* Requirements *
Transcribe all records exactly.

Lines of data
○ ○ ○ ○ ○ ○ ○
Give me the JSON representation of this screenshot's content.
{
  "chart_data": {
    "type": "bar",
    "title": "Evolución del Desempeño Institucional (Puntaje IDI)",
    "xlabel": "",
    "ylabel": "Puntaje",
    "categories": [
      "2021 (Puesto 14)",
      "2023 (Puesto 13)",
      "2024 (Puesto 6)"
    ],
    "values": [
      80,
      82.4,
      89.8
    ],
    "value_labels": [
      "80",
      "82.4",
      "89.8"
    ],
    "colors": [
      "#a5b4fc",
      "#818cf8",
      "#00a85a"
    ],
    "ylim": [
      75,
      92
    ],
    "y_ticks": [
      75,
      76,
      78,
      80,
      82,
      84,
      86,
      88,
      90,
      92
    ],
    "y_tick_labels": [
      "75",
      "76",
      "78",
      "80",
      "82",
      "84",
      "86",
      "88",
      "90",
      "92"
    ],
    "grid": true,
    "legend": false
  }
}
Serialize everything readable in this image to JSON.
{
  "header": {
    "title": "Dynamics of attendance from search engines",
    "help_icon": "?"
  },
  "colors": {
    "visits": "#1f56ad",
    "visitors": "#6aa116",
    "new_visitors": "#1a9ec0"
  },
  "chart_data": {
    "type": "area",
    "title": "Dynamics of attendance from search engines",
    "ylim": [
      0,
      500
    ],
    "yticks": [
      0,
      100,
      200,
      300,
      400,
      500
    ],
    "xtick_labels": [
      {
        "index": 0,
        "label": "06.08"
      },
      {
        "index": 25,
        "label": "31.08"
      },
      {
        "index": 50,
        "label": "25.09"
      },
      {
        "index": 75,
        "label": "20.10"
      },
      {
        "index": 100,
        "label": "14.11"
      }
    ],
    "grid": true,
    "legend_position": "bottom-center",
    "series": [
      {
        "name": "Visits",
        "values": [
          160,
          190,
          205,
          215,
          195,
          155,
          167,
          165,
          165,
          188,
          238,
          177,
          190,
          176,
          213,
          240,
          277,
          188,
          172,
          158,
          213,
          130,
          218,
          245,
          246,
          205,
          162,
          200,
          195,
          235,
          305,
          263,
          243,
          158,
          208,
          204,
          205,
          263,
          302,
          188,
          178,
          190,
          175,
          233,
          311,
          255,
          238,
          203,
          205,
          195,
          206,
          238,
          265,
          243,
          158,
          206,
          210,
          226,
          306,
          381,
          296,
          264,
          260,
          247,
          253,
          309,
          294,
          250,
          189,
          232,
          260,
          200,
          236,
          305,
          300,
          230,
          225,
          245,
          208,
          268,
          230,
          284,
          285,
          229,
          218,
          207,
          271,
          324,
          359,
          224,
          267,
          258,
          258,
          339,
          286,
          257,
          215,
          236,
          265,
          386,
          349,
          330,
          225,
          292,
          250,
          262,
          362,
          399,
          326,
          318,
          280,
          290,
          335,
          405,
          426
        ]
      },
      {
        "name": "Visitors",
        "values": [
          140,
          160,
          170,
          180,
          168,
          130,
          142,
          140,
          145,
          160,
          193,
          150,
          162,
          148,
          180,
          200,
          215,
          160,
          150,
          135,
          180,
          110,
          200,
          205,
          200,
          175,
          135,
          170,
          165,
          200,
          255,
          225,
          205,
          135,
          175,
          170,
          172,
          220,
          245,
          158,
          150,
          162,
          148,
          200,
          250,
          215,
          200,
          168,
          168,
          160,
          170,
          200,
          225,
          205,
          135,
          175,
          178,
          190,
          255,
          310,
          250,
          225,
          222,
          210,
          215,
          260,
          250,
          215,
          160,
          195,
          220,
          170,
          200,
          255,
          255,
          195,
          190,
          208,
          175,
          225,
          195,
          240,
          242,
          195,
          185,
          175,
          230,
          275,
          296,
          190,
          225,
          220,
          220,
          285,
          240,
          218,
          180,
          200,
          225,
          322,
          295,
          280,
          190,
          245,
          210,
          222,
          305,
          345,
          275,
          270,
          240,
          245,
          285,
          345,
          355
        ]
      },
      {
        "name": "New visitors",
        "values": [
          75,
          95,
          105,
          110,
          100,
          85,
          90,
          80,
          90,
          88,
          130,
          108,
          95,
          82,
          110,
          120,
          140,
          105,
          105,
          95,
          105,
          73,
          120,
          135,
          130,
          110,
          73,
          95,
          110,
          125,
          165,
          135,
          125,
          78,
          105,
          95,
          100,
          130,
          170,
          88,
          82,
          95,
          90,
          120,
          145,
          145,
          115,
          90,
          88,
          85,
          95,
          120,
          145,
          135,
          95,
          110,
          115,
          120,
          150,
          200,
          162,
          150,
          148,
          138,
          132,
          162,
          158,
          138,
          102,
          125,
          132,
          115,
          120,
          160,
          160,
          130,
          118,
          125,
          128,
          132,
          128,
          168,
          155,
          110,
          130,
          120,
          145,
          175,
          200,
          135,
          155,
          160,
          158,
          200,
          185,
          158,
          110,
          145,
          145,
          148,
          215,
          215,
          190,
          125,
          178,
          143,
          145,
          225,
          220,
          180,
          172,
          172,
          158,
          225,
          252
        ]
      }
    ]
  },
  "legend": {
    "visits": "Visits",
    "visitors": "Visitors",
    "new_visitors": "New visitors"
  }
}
○ ○ ○ ○ ○ ○ ○
* Exercise result *
Give me the JSON representation of this screenshot's content.
{
  "chart_data": {
    "type": "bar",
    "title": "Evolución del Desempeño Institucional (Puntaje IDI)",
    "xlabel": "",
    "ylabel": "Puntaje",
    "categories": [
      "2021 (Puesto 14)",
      "2023 (Puesto 13)",
      "2024 (Puesto 6)"
    ],
    "values": [
      80,
      82.4,
      89.8
    ],
    "value_labels": [
      "80",
      "82.4",
      "89.8"
    ],
    "colors": [
      "#a5b4fc",
      "#818cf8",
      "#00a85a"
    ],
    "ylim": [
      75,
      92
    ],
    "y_ticks": [
      75,
      76,
      78,
      80,
      82,
      84,
      86,
      88,
      90,
      92
    ],
    "y_tick_labels": [
      "75",
      "76",
      "78",
      "80",
      "82",
      "84",
      "86",
      "88",
      "90",
      "92"
    ],
    "grid": true,
    "legend": false
  }
}
Serialize everything readable in this image to JSON.
{
  "header": {
    "title": "Dynamics of attendance from search engines",
    "help_icon": "?"
  },
  "colors": {
    "visits": "#1f56ad",
    "visitors": "#6aa116",
    "new_visitors": "#1a9ec0"
  },
  "chart_data": {
    "type": "area",
    "title": "Dynamics of attendance from search engines",
    "ylim": [
      0,
      500
    ],
    "yticks": [
      0,
      100,
      200,
      300,
      400,
      500
    ],
    "xtick_labels": [
      {
        "index": 0,
        "label": "06.08"
      },
      {
        "index": 25,
        "label": "31.08"
      },
      {
        "index": 50,
        "label": "25.09"
      },
      {
        "index": 75,
        "label": "20.10"
      },
      {
        "index": 100,
        "label": "14.11"
      }
    ],
    "grid": true,
    "legend_position": "bottom-center",
    "series": [
      {
        "name": "Visits",
        "values": [
          160,
          190,
          205,
          215,
          195,
          155,
          167,
          165,
          165,
          188,
          238,
          177,
          190,
          176,
          213,
          240,
          277,
          188,
          172,
          158,
          213,
          130,
          218,
          245,
          246,
          205,
          162,
          200,
          195,
          235,
          305,
          263,
          243,
          158,
          208,
          204,
          205,
          263,
          302,
          188,
          178,
          190,
          175,
          233,
          311,
          255,
          238,
          203,
          205,
          195,
          206,
          238,
          265,
          243,
          158,
          206,
          210,
          226,
          306,
          381,
          296,
          264,
          260,
          247,
          253,
          309,
          294,
          250,
          189,
          232,
          260,
          200,
          236,
          305,
          300,
          230,
          225,
          245,
          208,
          268,
          230,
          284,
          285,
          229,
          218,
          207,
          271,
          324,
          359,
          224,
          267,
          258,
          258,
          339,
          286,
          257,
          215,
          236,
          265,
          386,
          349,
          330,
          225,
          292,
          250,
          262,
          362,
          399,
          326,
          318,
          280,
          290,
          335,
          405,
          426
        ]
      },
      {
        "name": "Visitors",
        "values": [
          140,
          160,
          170,
          180,
          168,
          130,
          142,
          140,
          145,
          160,
          193,
          150,
          162,
          148,
          180,
          200,
          215,
          160,
          150,
          135,
          180,
          110,
          200,
          205,
          200,
          175,
          135,
          170,
          165,
          200,
          255,
          225,
          205,
          135,
          175,
          170,
          172,
          220,
          245,
          158,
          150,
          162,
          148,
          200,
          250,
          215,
          200,
          168,
          168,
          160,
          170,
          200,
          225,
          205,
          135,
          175,
          178,
          190,
          255,
          310,
          250,
          225,
          222,
          210,
          215,
          260,
          250,
          215,
          160,
          195,
          220,
          170,
          200,
          255,
          255,
          195,
          190,
          208,
          175,
          225,
          195,
          240,
          242,
          195,
          185,
          175,
          230,
          275,
          296,
          190,
          225,
          220,
          220,
          285,
          240,
          218,
          180,
          200,
          225,
          322,
          295,
          280,
          190,
          245,
          210,
          222,
          305,
          345,
          275,
          270,
          240,
          245,
          285,
          345,
          355
        ]
      },
      {
        "name": "New visitors",
        "values": [
          75,
          95,
          105,
          110,
          100,
          85,
          90,
          80,
          90,
          88,
          130,
          108,
          95,
          82,
          110,
          120,
          140,
          105,
          105,
          95,
          105,
          73,
          120,
          135,
          130,
          110,
          73,
          95,
          110,
          125,
          165,
          135,
          125,
          78,
          105,
          95,
          100,
          130,
          170,
          88,
          82,
          95,
          90,
          120,
          145,
          145,
          115,
          90,
          88,
          85,
          95,
          120,
          145,
          135,
          95,
          110,
          115,
          120,
          150,
          200,
          162,
          150,
          148,
          138,
          132,
          162,
          158,
          138,
          102,
          125,
          132,
          115,
          120,
          160,
          160,
          130,
          118,
          125,
          128,
          132,
          128,
          168,
          155,
          110,
          130,
          120,
          145,
          175,
          200,
          135,
          155,
          160,
          158,
          200,
          185,
          158,
          110,
          145,
          145,
          148,
          215,
          215,
          190,
          125,
          178,
          143,
          145,
          225,
          220,
          180,
          172,
          172,
          158,
          225,
          252
        ]
      }
    ]
  },
  "legend": {
    "visits": "Visits",
    "visitors": "Visitors",
    "new_visitors": "New visitors"
  }
}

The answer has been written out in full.